● The input
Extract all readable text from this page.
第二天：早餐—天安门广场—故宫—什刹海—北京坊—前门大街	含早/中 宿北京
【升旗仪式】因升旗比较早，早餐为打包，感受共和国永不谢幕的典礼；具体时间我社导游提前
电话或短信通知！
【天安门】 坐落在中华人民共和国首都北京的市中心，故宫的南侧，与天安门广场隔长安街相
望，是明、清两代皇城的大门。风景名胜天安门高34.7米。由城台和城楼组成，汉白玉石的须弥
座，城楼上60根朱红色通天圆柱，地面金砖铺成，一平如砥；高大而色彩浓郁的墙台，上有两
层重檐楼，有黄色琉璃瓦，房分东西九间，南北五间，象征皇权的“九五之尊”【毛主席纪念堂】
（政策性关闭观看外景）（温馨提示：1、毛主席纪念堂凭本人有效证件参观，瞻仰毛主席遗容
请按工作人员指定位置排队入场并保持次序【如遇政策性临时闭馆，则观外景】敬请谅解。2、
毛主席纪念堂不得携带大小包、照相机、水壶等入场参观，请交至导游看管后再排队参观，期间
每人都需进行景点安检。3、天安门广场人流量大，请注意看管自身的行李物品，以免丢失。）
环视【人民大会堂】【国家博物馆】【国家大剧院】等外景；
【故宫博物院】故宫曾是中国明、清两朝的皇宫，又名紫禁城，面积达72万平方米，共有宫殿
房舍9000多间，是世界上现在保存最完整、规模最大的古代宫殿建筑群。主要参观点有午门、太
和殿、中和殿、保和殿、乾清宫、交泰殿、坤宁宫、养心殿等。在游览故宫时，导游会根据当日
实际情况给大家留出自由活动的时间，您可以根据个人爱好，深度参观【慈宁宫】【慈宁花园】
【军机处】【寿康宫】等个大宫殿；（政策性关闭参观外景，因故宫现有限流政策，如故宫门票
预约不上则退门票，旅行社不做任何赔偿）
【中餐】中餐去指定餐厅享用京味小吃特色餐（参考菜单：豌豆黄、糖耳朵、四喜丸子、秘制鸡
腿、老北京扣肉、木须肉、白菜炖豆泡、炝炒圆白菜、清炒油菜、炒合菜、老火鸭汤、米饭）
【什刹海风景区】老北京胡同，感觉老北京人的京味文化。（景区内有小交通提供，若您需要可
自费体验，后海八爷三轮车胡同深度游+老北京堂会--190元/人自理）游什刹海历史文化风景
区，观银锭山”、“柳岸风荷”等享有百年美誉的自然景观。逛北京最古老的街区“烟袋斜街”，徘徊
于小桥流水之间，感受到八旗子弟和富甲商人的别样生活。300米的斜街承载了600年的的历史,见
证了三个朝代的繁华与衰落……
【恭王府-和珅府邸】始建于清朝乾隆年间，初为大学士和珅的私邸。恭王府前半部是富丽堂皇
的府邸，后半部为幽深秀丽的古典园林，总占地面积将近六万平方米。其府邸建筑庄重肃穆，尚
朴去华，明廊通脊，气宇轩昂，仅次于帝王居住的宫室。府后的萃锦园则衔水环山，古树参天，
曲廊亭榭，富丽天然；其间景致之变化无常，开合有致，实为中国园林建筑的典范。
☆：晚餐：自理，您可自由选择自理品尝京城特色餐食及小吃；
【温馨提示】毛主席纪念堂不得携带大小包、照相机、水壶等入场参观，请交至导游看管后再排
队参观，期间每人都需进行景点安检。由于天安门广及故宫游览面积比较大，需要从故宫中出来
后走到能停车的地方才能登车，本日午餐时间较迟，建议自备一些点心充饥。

● Challenge
Write out the whole listing again. Match it word for word.

● Result
Extract all readable text from this page.
第二天：早餐—天安门广场—故宫—什刹海—北京坊—前门大街	含早/中 宿北京
【升旗仪式】因升旗比较早，早餐为打包，感受共和国永不谢幕的典礼；具体时间我社导游提前
电话或短信通知！
【天安门】 坐落在中华人民共和国首都北京的市中心，故宫的南侧，与天安门广场隔长安街相
望，是明、清两代皇城的大门。风景名胜天安门高34.7米。由城台和城楼组成，汉白玉石的须弥
座，城楼上60根朱红色通天圆柱，地面金砖铺成，一平如砥；高大而色彩浓郁的墙台，上有两
层重檐楼，有黄色琉璃瓦，房分东西九间，南北五间，象征皇权的“九五之尊”【毛主席纪念堂】
（政策性关闭观看外景）（温馨提示：1、毛主席纪念堂凭本人有效证件参观，瞻仰毛主席遗容
请按工作人员指定位置排队入场并保持次序【如遇政策性临时闭馆，则观外景】敬请谅解。2、
毛主席纪念堂不得携带大小包、照相机、水壶等入场参观，请交至导游看管后再排队参观，期间
每人都需进行景点安检。3、天安门广场人流量大，请注意看管自身的行李物品，以免丢失。）
环视【人民大会堂】【国家博物馆】【国家大剧院】等外景；
【故宫博物院】故宫曾是中国明、清两朝的皇宫，又名紫禁城，面积达72万平方米，共有宫殿
房舍9000多间，是世界上现在保存最完整、规模最大的古代宫殿建筑群。主要参观点有午门、太
和殿、中和殿、保和殿、乾清宫、交泰殿、坤宁宫、养心殿等。在游览故宫时，导游会根据当日
实际情况给大家留出自由活动的时间，您可以根据个人爱好，深度参观【慈宁宫】【慈宁花园】
【军机处】【寿康宫】等个大宫殿；（政策性关闭参观外景，因故宫现有限流政策，如故宫门票
预约不上则退门票，旅行社不做任何赔偿）
【中餐】中餐去指定餐厅享用京味小吃特色餐（参考菜单：豌豆黄、糖耳朵、四喜丸子、秘制鸡
腿、老北京扣肉、木须肉、白菜炖豆泡、炝炒圆白菜、清炒油菜、炒合菜、老火鸭汤、米饭）
【什刹海风景区】老北京胡同，感觉老北京人的京味文化。（景区内有小交通提供，若您需要可
自费体验，后海八爷三轮车胡同深度游+老北京堂会--190元/人自理）游什刹海历史文化风景
区，观银锭山”、“柳岸风荷”等享有百年美誉的自然景观。逛北京最古老的街区“烟袋斜街”，徘徊
于小桥流水之间，感受到八旗子弟和富甲商人的别样生活。300米的斜街承载了600年的的历史,见
证了三个朝代的繁华与衰落……
【恭王府-和珅府邸】始建于清朝乾隆年间，初为大学士和珅的私邸。恭王府前半部是富丽堂皇
的府邸，后半部为幽深秀丽的古典园林，总占地面积将近六万平方米。其府邸建筑庄重肃穆，尚
朴去华，明廊通脊，气宇轩昂，仅次于帝王居住的宫室。府后的萃锦园则衔水环山，古树参天，
曲廊亭榭，富丽天然；其间景致之变化无常，开合有致，实为中国园林建筑的典范。
☆：晚餐：自理，您可自由选择自理品尝京城特色餐食及小吃；
【温馨提示】毛主席纪念堂不得携带大小包、照相机、水壶等入场参观，请交至导游看管后再排
队参观，期间每人都需进行景点安检。由于天安门广及故宫游览面积比较大，需要从故宫中出来
后走到能停车的地方才能登车，本日午餐时间较迟，建议自备一些点心充饥。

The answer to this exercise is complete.